### Exercise brief
Give every line from the entries that contains "feature".

┌──

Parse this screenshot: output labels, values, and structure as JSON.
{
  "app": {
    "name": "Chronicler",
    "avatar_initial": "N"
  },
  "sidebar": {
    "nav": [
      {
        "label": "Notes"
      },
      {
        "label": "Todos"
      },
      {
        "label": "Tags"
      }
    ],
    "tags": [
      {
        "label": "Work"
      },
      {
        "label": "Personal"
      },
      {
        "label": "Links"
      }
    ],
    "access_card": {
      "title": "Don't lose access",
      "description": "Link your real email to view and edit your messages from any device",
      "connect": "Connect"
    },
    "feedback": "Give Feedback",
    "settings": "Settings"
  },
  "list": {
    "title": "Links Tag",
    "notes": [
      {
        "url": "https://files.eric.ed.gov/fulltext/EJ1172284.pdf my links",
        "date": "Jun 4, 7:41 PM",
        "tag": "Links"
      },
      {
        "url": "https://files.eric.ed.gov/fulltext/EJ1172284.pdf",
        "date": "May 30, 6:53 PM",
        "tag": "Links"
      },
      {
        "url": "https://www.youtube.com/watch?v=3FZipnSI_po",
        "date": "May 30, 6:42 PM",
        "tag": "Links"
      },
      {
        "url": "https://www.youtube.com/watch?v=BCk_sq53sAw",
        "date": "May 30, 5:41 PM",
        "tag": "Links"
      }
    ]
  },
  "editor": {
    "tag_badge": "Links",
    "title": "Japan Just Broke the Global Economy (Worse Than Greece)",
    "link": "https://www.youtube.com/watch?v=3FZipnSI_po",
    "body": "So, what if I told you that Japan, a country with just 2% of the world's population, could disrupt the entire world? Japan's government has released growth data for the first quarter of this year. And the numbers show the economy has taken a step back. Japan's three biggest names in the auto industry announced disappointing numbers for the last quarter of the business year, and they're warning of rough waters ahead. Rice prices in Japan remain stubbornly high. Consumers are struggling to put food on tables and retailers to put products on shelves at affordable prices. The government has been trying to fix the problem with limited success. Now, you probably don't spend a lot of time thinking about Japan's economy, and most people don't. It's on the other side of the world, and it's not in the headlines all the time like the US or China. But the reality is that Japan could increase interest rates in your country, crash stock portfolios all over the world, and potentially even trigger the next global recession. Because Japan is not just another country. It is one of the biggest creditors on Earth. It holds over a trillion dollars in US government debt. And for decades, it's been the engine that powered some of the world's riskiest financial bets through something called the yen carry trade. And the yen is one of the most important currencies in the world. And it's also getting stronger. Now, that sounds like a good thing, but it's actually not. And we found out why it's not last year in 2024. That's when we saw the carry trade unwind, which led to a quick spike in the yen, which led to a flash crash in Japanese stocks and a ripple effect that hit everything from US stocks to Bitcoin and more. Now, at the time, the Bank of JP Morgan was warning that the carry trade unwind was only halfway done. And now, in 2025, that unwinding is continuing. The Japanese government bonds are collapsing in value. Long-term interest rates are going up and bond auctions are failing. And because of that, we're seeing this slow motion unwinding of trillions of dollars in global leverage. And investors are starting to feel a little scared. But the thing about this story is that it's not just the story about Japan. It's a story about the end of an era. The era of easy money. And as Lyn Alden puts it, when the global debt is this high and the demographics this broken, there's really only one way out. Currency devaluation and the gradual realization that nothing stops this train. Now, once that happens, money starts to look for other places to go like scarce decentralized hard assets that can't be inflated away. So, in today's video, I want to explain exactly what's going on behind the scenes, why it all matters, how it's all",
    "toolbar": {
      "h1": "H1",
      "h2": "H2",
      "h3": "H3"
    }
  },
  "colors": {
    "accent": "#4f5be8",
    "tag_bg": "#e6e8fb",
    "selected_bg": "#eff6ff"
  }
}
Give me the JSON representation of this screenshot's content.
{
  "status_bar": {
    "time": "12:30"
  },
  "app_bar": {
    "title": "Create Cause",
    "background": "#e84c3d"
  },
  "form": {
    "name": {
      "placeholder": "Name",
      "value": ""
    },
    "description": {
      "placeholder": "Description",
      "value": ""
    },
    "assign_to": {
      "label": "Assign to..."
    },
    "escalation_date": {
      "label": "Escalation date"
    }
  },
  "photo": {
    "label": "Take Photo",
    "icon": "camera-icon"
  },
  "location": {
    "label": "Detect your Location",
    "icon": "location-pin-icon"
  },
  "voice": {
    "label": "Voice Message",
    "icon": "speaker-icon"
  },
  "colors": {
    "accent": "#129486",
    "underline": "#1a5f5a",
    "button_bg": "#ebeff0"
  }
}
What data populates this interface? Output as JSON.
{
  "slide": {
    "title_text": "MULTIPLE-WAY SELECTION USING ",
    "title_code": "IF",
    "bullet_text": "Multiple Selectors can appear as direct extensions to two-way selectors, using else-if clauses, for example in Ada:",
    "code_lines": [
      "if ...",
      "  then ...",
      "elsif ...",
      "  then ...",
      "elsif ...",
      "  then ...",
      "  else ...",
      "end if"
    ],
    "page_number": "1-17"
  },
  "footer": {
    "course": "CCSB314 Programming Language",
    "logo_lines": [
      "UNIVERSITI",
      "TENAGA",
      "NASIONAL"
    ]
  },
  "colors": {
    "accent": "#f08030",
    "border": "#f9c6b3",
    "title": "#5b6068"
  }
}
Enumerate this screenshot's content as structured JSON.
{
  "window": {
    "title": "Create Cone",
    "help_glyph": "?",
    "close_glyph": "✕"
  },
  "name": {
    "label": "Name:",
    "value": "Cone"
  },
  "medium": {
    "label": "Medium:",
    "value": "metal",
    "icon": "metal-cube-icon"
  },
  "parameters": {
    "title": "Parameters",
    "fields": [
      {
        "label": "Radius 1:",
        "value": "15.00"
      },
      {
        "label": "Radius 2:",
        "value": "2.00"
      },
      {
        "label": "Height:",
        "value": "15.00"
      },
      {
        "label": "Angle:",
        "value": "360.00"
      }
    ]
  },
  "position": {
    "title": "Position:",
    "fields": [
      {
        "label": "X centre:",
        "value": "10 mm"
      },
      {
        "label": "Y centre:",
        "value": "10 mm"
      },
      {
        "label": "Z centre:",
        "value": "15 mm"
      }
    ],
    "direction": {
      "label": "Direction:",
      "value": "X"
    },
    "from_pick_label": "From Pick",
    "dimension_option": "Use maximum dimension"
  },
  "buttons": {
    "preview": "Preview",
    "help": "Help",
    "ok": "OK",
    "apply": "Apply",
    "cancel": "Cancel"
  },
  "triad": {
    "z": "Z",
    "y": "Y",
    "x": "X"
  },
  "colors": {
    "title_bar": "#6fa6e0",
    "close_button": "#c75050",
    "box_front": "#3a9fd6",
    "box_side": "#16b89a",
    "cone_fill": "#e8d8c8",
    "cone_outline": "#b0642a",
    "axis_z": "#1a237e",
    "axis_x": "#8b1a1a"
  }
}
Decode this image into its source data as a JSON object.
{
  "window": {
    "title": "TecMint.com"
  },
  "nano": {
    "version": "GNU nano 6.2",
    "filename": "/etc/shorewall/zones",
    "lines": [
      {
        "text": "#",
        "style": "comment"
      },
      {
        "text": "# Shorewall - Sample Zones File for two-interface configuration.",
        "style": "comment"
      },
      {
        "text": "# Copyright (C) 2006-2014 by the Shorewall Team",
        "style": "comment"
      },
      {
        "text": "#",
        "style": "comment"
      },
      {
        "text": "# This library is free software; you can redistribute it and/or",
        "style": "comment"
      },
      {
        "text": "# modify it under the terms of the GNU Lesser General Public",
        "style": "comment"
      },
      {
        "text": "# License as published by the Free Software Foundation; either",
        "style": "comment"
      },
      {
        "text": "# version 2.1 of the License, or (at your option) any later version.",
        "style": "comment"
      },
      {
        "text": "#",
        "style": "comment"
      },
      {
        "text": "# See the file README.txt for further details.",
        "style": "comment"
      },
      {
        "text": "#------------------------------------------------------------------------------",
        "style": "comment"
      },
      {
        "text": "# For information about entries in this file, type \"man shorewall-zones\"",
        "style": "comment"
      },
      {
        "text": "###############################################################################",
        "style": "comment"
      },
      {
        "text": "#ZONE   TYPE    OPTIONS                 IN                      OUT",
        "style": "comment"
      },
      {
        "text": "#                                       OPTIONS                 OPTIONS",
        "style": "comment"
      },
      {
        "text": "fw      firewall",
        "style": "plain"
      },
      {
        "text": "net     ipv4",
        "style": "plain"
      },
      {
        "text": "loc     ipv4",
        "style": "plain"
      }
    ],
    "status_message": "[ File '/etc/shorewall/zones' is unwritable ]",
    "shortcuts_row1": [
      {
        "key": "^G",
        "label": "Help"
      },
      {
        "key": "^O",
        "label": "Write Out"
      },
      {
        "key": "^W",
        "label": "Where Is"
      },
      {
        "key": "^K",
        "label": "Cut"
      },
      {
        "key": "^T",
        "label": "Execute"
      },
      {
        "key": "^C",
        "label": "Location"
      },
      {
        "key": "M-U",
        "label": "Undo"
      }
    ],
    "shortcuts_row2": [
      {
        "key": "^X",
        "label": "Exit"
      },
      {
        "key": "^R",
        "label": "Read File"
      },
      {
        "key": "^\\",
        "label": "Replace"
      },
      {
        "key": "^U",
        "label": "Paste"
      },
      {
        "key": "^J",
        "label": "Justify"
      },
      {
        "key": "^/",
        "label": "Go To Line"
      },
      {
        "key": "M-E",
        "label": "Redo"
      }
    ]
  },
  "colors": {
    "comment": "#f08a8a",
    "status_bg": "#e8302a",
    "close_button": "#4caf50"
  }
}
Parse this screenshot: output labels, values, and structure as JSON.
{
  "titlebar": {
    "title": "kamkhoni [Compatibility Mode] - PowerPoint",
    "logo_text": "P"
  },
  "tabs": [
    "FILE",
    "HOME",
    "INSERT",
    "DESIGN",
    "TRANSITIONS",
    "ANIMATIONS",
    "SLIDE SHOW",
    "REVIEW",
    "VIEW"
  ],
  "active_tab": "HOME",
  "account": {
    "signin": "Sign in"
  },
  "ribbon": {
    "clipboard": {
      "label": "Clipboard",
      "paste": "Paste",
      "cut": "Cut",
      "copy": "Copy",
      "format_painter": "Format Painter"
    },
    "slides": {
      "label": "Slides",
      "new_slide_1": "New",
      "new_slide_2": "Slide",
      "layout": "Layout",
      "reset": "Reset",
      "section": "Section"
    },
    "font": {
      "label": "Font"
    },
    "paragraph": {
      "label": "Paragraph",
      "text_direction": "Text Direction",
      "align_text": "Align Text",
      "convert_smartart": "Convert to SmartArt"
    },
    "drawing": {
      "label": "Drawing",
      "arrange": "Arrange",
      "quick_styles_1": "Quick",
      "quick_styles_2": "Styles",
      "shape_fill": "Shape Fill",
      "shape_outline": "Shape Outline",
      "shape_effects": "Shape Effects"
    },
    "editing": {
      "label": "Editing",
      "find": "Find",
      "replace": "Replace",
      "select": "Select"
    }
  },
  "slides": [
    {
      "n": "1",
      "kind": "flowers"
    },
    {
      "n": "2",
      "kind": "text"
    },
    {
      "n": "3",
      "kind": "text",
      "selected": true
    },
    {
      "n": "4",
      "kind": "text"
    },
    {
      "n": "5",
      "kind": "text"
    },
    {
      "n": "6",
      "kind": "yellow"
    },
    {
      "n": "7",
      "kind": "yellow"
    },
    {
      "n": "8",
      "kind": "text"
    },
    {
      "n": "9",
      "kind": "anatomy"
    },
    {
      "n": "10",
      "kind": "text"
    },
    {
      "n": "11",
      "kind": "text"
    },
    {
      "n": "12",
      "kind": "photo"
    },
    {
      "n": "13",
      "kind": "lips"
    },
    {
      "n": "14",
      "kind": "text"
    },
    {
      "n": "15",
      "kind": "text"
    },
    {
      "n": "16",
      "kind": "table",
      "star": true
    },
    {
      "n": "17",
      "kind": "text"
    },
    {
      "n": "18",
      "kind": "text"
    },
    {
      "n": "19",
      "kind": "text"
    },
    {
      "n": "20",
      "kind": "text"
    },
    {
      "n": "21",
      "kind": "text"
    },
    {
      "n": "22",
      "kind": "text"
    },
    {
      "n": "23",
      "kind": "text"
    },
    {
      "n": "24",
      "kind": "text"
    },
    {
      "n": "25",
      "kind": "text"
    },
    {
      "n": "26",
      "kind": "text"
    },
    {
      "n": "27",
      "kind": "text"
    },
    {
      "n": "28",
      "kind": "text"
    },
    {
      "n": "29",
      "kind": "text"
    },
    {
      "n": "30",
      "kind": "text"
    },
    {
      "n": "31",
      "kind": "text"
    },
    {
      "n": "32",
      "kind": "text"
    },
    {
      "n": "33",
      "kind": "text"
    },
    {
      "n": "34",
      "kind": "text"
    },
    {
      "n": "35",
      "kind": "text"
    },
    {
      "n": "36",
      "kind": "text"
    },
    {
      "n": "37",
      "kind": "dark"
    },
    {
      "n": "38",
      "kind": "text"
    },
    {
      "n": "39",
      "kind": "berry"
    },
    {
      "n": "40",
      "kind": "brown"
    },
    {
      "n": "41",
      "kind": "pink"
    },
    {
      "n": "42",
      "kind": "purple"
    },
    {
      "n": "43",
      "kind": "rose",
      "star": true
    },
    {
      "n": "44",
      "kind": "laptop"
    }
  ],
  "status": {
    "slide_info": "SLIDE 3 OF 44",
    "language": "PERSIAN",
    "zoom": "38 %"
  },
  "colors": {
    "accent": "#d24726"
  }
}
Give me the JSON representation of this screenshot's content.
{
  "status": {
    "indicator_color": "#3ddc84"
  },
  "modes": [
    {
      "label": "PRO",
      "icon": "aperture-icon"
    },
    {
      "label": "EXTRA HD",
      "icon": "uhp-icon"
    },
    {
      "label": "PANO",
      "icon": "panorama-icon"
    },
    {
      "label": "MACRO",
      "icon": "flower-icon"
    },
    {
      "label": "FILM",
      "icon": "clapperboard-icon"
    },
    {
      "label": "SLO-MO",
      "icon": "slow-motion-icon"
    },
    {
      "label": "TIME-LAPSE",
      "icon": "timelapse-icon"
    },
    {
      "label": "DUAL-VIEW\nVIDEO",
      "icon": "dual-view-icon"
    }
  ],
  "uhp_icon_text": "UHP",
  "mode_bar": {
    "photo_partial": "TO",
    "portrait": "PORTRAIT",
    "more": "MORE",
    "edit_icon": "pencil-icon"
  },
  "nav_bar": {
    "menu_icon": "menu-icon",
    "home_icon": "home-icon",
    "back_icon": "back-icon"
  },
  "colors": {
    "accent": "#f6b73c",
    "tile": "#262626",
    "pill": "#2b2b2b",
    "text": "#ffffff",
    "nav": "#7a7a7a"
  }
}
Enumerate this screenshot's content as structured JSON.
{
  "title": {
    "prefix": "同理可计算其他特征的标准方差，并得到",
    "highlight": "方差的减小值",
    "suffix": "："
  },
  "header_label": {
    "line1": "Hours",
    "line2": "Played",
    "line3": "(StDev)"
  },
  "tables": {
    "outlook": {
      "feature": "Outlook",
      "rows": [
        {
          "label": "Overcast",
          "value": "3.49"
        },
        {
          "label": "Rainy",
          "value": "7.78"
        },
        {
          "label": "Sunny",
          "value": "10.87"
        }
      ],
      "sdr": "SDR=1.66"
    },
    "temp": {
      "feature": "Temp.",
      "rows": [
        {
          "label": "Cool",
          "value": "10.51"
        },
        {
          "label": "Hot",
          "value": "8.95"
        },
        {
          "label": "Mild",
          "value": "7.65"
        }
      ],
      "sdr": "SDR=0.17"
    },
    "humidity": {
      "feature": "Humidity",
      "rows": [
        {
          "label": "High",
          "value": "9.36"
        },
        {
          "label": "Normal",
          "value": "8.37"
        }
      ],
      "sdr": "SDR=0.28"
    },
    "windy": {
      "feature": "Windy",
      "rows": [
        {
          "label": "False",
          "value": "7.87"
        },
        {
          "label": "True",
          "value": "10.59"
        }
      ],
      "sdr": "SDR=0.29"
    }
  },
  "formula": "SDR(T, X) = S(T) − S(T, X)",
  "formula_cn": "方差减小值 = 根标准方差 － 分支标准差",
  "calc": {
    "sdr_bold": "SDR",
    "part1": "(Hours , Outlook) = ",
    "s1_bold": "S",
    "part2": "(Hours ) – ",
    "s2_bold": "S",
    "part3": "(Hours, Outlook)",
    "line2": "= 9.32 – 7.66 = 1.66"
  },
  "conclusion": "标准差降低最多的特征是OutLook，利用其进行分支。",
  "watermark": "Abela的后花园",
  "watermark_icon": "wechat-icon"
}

└──

### Response to this exercise
      "feature": "Outlook",
      "feature": "Temp.",
      "feature": "Humidity",
      "feature": "Windy",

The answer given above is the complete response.